Exercise brief —
Note each line where "text" appears, and copy it.

Given records —
----------

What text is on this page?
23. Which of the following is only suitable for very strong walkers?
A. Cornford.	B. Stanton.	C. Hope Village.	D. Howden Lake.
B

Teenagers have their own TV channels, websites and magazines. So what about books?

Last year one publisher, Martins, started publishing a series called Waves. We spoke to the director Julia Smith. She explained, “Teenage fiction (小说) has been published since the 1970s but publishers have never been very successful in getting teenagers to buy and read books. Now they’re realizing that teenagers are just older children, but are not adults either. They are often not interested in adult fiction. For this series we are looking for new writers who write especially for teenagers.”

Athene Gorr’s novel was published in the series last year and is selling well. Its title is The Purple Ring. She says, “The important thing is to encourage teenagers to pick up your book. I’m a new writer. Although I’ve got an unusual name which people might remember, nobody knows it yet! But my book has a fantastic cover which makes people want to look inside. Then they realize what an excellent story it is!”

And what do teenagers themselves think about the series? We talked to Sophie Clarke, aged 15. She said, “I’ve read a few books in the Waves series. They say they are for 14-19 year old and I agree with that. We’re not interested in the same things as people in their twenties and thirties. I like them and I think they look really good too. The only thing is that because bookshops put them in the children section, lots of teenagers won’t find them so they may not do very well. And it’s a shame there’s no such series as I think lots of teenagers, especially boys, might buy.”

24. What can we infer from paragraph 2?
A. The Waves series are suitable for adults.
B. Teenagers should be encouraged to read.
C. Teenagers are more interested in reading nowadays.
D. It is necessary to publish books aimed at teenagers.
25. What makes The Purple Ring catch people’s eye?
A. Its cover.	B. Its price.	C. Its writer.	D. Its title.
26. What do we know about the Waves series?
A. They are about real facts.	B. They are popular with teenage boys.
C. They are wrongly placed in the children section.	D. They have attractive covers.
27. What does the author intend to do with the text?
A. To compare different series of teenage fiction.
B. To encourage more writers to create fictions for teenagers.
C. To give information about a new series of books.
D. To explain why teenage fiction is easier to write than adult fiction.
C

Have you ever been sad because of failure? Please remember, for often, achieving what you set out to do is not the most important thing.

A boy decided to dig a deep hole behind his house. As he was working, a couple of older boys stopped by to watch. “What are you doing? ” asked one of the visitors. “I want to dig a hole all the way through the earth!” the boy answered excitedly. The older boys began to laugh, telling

----------

Task result —
What text is on this page?
27. What does the author intend to do with the text?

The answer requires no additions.